__EXERCISE DETAILS__.
Identify the lines that contain the string "容易读成平舌音", then copy each of them.

__THE RECORDS__.

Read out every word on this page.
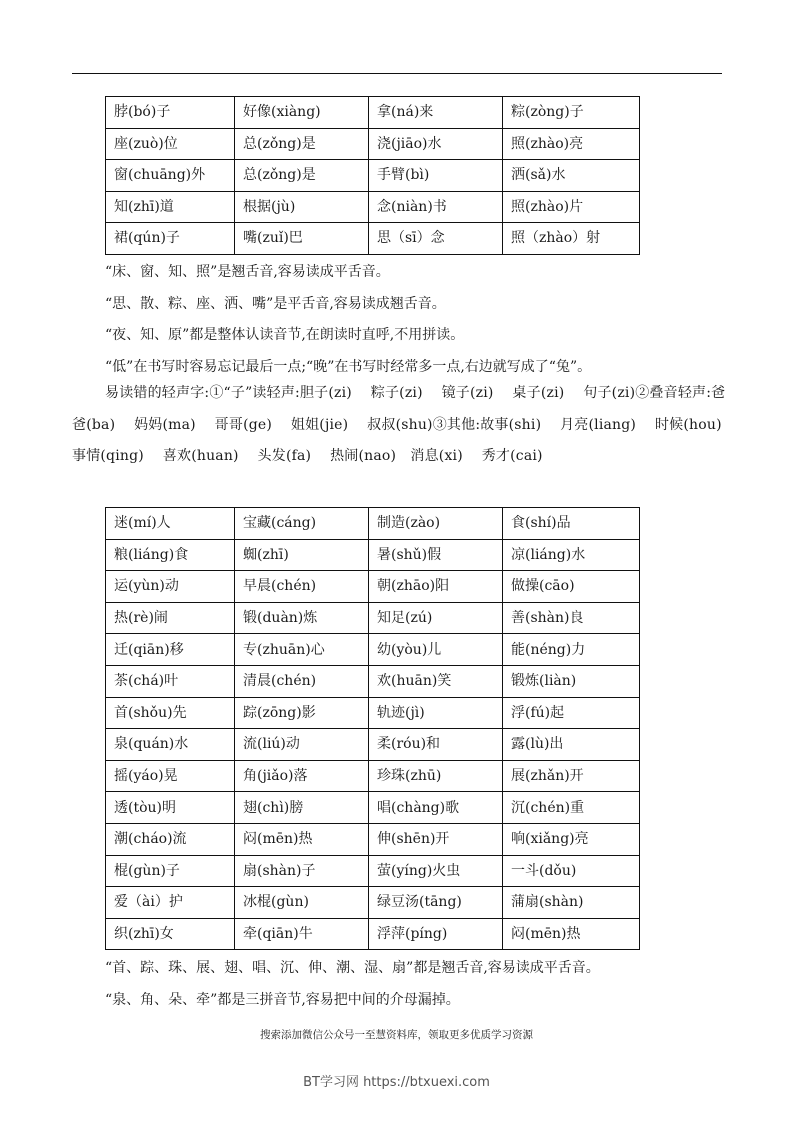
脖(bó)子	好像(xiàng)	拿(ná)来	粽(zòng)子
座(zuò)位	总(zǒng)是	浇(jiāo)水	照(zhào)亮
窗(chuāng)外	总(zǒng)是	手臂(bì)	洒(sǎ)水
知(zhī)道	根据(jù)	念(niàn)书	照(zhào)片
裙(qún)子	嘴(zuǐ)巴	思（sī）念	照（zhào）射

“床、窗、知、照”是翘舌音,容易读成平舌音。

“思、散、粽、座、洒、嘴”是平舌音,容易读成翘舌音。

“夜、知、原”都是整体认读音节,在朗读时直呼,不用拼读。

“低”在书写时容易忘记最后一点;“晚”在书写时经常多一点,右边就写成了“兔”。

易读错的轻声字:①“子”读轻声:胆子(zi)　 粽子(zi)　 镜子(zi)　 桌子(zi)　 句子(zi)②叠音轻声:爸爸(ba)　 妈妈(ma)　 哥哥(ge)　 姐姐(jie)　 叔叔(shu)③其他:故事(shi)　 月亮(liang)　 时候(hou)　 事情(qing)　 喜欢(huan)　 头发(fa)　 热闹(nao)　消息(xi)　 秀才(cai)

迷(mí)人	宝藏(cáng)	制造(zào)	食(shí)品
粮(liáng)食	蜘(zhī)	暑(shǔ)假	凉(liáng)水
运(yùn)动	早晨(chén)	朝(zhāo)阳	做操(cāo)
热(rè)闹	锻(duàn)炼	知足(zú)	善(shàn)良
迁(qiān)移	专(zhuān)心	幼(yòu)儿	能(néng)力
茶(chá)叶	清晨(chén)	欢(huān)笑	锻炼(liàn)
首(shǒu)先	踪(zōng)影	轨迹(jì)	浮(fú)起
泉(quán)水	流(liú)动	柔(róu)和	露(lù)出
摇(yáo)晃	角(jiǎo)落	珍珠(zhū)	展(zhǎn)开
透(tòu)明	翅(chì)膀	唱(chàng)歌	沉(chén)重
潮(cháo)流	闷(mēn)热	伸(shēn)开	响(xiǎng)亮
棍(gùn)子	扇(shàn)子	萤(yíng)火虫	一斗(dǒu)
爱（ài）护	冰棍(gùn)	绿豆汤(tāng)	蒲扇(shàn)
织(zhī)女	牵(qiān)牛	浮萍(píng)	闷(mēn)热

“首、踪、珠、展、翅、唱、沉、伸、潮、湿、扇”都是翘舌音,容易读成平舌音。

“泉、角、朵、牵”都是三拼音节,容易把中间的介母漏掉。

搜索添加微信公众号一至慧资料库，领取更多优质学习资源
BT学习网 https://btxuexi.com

...

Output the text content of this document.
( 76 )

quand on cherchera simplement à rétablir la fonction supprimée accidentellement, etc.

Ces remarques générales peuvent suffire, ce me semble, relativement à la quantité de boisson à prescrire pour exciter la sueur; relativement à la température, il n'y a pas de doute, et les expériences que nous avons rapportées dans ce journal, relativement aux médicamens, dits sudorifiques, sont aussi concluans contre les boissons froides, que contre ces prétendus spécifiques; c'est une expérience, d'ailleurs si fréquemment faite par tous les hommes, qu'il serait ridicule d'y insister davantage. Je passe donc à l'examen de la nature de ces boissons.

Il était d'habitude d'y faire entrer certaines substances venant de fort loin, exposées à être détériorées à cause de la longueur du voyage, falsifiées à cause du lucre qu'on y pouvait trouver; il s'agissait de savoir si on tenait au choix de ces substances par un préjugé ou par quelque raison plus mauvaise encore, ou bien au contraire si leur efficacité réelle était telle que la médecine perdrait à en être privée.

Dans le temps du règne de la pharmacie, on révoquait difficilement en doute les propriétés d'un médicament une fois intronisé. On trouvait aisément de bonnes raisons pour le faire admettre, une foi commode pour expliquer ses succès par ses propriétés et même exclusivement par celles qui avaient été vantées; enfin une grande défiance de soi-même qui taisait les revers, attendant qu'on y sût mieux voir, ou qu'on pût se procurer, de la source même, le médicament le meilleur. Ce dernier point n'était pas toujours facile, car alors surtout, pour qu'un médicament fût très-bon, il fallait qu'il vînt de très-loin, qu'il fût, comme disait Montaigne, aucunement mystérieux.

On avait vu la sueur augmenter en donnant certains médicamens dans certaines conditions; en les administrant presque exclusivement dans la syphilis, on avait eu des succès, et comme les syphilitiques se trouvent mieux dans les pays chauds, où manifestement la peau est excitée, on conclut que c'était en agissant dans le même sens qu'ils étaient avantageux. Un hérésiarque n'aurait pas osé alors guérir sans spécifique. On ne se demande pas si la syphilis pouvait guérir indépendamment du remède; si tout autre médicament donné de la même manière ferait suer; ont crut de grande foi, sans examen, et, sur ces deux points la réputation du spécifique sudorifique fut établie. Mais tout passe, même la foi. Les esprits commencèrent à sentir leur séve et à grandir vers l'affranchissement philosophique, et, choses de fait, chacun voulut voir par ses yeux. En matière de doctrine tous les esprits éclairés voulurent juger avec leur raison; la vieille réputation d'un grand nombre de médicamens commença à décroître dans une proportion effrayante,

__WRITTEN REPLY__.
“床、窗、知、照”是翘舌音,容易读成平舌音。
“首、踪、珠、展、翅、唱、沉、伸、潮、湿、扇”都是翘舌音,容易读成平舌音。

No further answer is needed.